## Goal
Pull out every line of the records that contains the string "players", matching case exactly.

## The records
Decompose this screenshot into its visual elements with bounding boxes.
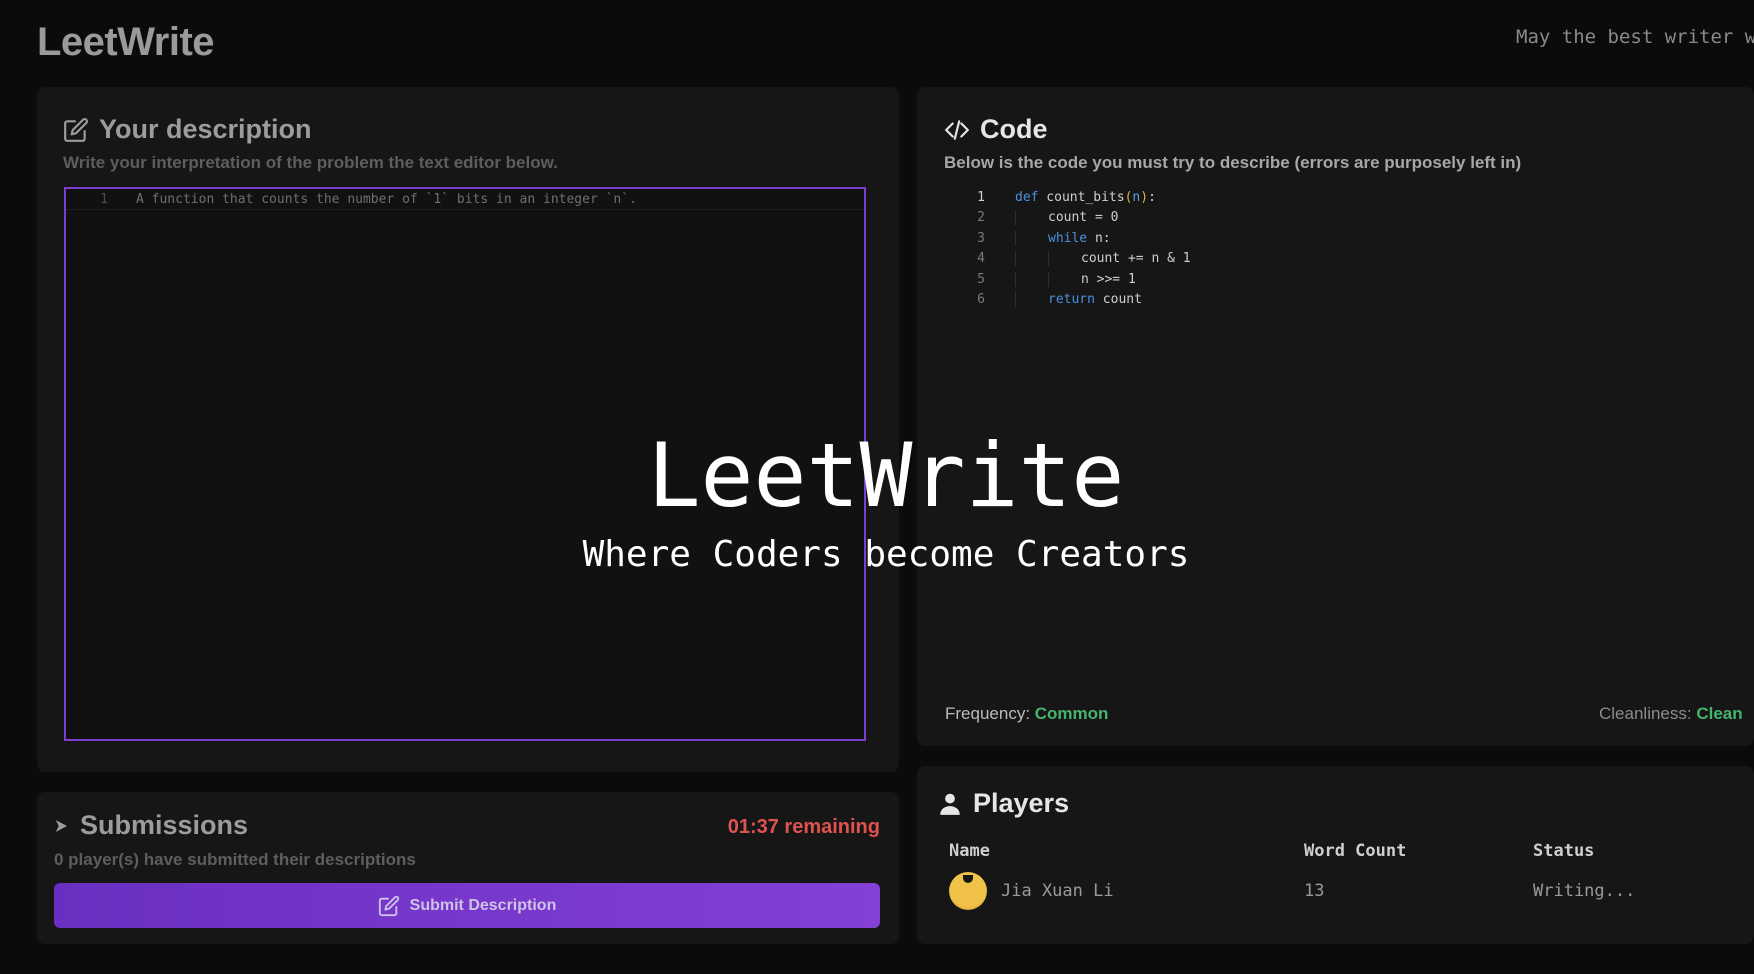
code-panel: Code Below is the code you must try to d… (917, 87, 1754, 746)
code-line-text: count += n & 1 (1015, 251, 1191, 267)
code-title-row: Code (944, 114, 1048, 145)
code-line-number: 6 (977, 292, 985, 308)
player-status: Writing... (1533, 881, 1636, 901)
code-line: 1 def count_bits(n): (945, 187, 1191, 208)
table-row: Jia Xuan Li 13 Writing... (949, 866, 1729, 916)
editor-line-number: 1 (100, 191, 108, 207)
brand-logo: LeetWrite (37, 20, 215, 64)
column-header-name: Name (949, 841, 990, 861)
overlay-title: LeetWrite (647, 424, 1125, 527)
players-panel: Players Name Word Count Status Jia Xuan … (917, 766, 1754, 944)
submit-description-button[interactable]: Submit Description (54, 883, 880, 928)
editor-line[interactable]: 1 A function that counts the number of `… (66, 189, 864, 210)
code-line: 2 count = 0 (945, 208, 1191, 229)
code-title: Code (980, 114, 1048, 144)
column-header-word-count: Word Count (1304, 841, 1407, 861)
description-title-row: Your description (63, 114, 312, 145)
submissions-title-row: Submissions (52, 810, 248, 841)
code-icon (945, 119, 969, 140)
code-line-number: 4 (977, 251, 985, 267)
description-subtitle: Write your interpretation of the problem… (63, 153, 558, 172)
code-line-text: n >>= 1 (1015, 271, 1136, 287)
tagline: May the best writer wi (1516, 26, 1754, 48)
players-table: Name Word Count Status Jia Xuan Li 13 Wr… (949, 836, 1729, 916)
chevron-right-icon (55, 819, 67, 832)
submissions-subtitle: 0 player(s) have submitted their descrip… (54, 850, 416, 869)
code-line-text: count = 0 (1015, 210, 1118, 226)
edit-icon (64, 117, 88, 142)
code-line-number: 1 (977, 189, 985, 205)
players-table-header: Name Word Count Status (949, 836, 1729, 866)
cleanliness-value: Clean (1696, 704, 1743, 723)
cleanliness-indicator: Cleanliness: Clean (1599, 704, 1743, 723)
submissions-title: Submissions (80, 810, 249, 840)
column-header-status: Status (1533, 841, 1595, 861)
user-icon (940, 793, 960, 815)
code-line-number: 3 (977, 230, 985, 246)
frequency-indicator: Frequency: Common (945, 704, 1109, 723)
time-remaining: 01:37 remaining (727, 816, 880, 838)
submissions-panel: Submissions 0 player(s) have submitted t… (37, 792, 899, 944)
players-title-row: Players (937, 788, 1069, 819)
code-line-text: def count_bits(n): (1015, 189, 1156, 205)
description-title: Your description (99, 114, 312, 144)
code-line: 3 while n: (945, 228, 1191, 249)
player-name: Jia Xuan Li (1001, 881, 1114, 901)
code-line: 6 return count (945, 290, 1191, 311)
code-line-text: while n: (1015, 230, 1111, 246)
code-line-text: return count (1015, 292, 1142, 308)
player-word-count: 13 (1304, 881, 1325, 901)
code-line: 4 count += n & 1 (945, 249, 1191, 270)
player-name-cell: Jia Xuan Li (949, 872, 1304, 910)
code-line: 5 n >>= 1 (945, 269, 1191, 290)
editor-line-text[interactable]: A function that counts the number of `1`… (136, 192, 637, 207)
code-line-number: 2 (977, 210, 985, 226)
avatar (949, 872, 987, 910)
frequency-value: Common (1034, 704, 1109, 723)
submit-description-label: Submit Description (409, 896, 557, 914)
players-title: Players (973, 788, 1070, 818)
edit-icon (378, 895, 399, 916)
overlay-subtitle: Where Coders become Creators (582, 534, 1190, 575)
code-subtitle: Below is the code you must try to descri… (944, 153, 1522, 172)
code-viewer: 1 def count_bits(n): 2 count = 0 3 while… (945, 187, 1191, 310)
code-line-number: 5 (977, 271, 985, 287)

## Problem solution
players-panel: Players Name Word Count Status Jia Xuan … (917, 766, 1754, 944)
players-table: Name Word Count Status Jia Xuan Li 13 Wr… (949, 836, 1729, 916)
players-table-header: Name Word Count Status (949, 836, 1729, 866)
players-title-row: Players (937, 788, 1069, 819)
players-title: Players (973, 788, 1070, 818)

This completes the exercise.